» **To do**: Please rewrite the stretch from the line containing "Itemize the components" through the line containing "feature-title: HIGH-QUALITY OILS", swapping "scent notes" for "fragrance notes" and keeping everything else unchanged. Leave the picture out.

» **Records shown**:
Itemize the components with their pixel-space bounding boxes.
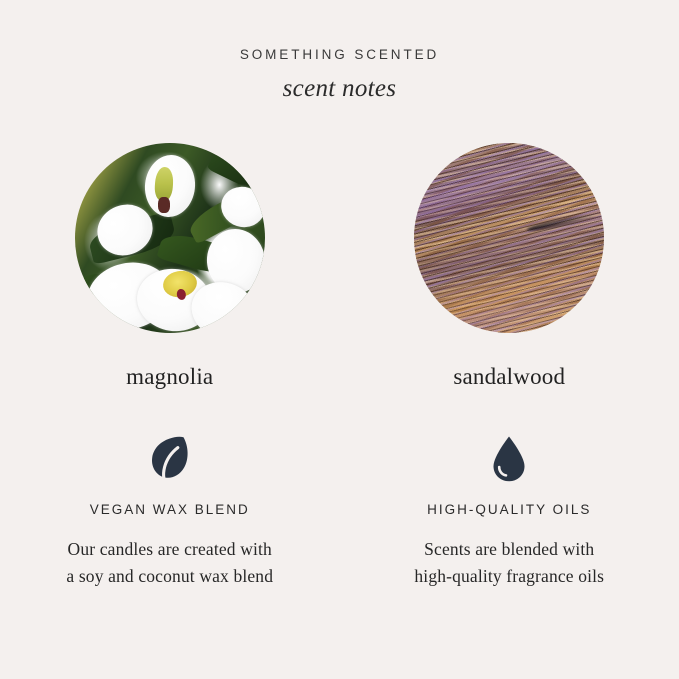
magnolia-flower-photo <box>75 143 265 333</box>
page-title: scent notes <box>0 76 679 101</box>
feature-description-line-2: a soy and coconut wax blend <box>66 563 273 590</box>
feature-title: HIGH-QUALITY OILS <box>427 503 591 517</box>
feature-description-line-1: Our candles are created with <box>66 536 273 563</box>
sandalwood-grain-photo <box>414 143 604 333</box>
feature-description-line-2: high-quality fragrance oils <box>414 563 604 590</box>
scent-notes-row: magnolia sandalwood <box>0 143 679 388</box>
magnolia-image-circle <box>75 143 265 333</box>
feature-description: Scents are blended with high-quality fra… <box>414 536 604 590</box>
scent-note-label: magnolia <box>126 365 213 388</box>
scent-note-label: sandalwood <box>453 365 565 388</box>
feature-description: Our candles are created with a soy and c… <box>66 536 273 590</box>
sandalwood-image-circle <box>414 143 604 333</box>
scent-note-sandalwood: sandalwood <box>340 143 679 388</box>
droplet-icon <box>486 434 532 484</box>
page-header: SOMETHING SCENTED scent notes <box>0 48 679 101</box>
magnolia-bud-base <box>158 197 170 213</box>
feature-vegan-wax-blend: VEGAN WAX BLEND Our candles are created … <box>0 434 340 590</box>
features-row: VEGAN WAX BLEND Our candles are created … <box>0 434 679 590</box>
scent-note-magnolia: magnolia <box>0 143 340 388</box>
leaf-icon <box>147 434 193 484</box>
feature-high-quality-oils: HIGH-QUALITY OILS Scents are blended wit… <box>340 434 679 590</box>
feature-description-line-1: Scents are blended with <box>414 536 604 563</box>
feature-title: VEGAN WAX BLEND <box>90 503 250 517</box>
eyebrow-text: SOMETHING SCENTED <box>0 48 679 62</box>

==

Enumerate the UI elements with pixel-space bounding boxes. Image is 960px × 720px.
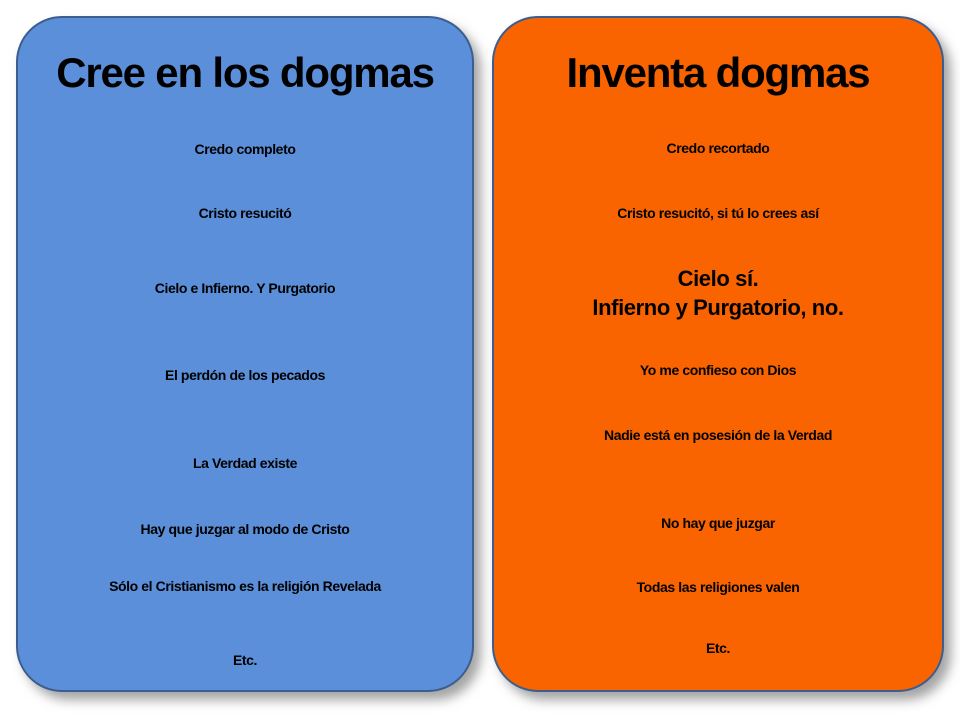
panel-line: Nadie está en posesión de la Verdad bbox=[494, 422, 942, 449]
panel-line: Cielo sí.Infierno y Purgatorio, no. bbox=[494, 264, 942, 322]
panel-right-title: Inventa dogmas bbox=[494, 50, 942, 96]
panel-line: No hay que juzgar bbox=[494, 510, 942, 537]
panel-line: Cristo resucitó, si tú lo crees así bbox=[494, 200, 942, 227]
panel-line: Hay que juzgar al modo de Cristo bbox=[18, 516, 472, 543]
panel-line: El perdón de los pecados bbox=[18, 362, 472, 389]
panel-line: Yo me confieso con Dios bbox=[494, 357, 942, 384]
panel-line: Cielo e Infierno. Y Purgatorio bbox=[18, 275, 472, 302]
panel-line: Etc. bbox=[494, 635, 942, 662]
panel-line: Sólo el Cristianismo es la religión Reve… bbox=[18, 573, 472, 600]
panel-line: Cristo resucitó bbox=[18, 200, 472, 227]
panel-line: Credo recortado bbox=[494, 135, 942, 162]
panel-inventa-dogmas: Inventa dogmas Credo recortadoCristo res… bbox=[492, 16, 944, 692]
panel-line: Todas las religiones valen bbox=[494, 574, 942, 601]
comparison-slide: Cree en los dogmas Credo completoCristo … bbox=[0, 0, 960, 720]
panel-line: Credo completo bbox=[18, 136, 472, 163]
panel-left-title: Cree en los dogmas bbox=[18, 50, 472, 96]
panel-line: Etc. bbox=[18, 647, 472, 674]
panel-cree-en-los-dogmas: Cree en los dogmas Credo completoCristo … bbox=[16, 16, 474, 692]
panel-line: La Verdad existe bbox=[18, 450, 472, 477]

---

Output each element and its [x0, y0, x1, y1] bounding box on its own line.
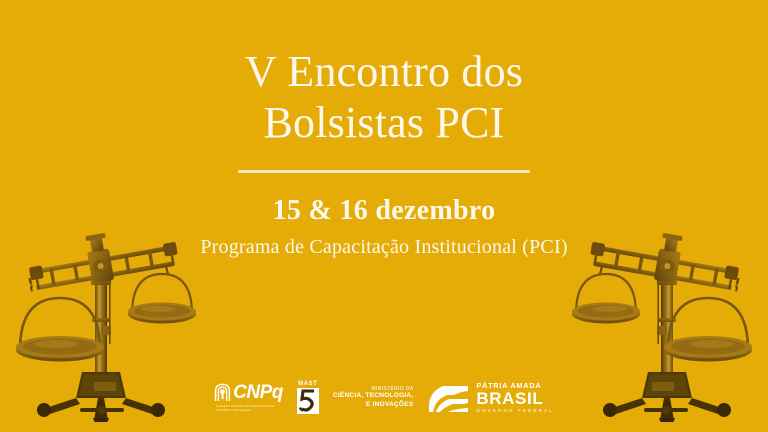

» **Correct output**:
Itemize the components with their pixel-space bounding boxes.
magnolia-flower-photo <box>75 143 265 333</box>
page-title: fragrance notes <box>0 76 679 101</box>
feature-description-line-2: a soy and coconut wax blend <box>66 563 273 590</box>
feature-title: HIGH-QUALITY OILS <box>427 503 591 517</box>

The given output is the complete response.